• Exercise goal: Return the material exactly as supplied, apart from the pictures, which are omitted.

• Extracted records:
--- START ---

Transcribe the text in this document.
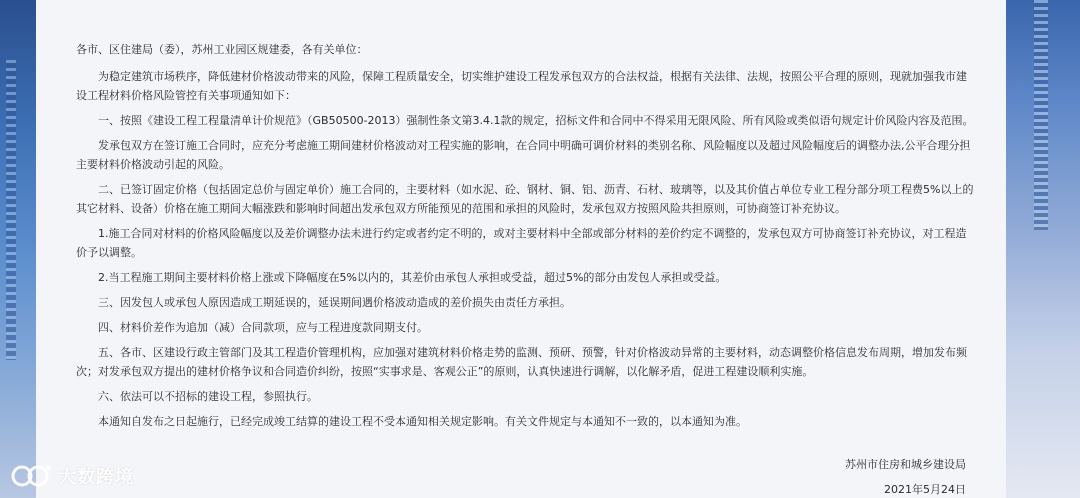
各市、区住建局（委），苏州工业园区规建委，各有关单位：

为稳定建筑市场秩序，降低建材价格波动带来的风险，保障工程质量安全，切实维护建设工程发承包双方的合法权益，根据有关法律、法规，按照公平合理的原则，现就加强我市建设工程材料价格风险管控有关事项通知如下：

一、按照《建设工程工程量清单计价规范》（GB50500-2013）强制性条文第3.4.1款的规定，招标文件和合同中不得采用无限风险、所有风险或类似语句规定计价风险内容及范围。

发承包双方在签订施工合同时，应充分考虑施工期间建材价格波动对工程实施的影响，在合同中明确可调价材料的类别名称、风险幅度以及超过风险幅度后的调整办法,公平合理分担主要材料价格波动引起的风险。

二、已签订固定价格（包括固定总价与固定单价）施工合同的，主要材料（如水泥、砼、钢材、铜、铝、沥青、石材、玻璃等，以及其价值占单位专业工程分部分项工程费5%以上的其它材料、设备）价格在施工期间大幅涨跌和影响时间超出发承包双方所能预见的范围和承担的风险时，发承包双方按照风险共担原则，可协商签订补充协议。

1.施工合同对材料的价格风险幅度以及差价调整办法未进行约定或者约定不明的，或对主要材料中全部或部分材料的差价约定不调整的，发承包双方可协商签订补充协议，对工程造价予以调整。

2.当工程施工期间主要材料价格上涨或下降幅度在5%以内的，其差价由承包人承担或受益，超过5%的部分由发包人承担或受益。

三、因发包人或承包人原因造成工期延误的，延误期间遇价格波动造成的差价损失由责任方承担。

四、材料价差作为追加（减）合同款项，应与工程进度款同期支付。

五、各市、区建设行政主管部门及其工程造价管理机构，应加强对建筑材料价格走势的监测、预研、预警，针对价格波动异常的主要材料，动态调整价格信息发布周期，增加发布频次；对发承包双方提出的建材价格争议和合同造价纠纷，按照“实事求是、客观公正”的原则，认真快速进行调解，以化解矛盾，促进工程建设顺利实施。

六、依法可以不招标的建设工程，参照执行。

本通知自发布之日起施行，已经完成竣工结算的建设工程不受本通知相关规定影响。有关文件规定与本通知不一致的，以本通知为准。

苏州市住房和城乡建设局
2021年5月24日
大数跨境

--- END ---

• Written reply:
Transcribe the text in this document.
各市、区住建局（委），苏州工业园区规建委，各有关单位：

为稳定建筑市场秩序，降低建材价格波动带来的风险，保障工程质量安全，切实维护建设工程发承包双方的合法权益，根据有关法律、法规，按照公平合理的原则，现就加强我市建设工程材料价格风险管控有关事项通知如下：

一、按照《建设工程工程量清单计价规范》（GB50500-2013）强制性条文第3.4.1款的规定，招标文件和合同中不得采用无限风险、所有风险或类似语句规定计价风险内容及范围。

发承包双方在签订施工合同时，应充分考虑施工期间建材价格波动对工程实施的影响，在合同中明确可调价材料的类别名称、风险幅度以及超过风险幅度后的调整办法,公平合理分担主要材料价格波动引起的风险。

二、已签订固定价格（包括固定总价与固定单价）施工合同的，主要材料（如水泥、砼、钢材、铜、铝、沥青、石材、玻璃等，以及其价值占单位专业工程分部分项工程费5%以上的其它材料、设备）价格在施工期间大幅涨跌和影响时间超出发承包双方所能预见的范围和承担的风险时，发承包双方按照风险共担原则，可协商签订补充协议。

1.施工合同对材料的价格风险幅度以及差价调整办法未进行约定或者约定不明的，或对主要材料中全部或部分材料的差价约定不调整的，发承包双方可协商签订补充协议，对工程造价予以调整。

2.当工程施工期间主要材料价格上涨或下降幅度在5%以内的，其差价由承包人承担或受益，超过5%的部分由发包人承担或受益。

三、因发包人或承包人原因造成工期延误的，延误期间遇价格波动造成的差价损失由责任方承担。

四、材料价差作为追加（减）合同款项，应与工程进度款同期支付。

五、各市、区建设行政主管部门及其工程造价管理机构，应加强对建筑材料价格走势的监测、预研、预警，针对价格波动异常的主要材料，动态调整价格信息发布周期，增加发布频次；对发承包双方提出的建材价格争议和合同造价纠纷，按照“实事求是、客观公正”的原则，认真快速进行调解，以化解矛盾，促进工程建设顺利实施。

六、依法可以不招标的建设工程，参照执行。

本通知自发布之日起施行，已经完成竣工结算的建设工程不受本通知相关规定影响。有关文件规定与本通知不一致的，以本通知为准。

苏州市住房和城乡建设局
2021年5月24日
大数跨境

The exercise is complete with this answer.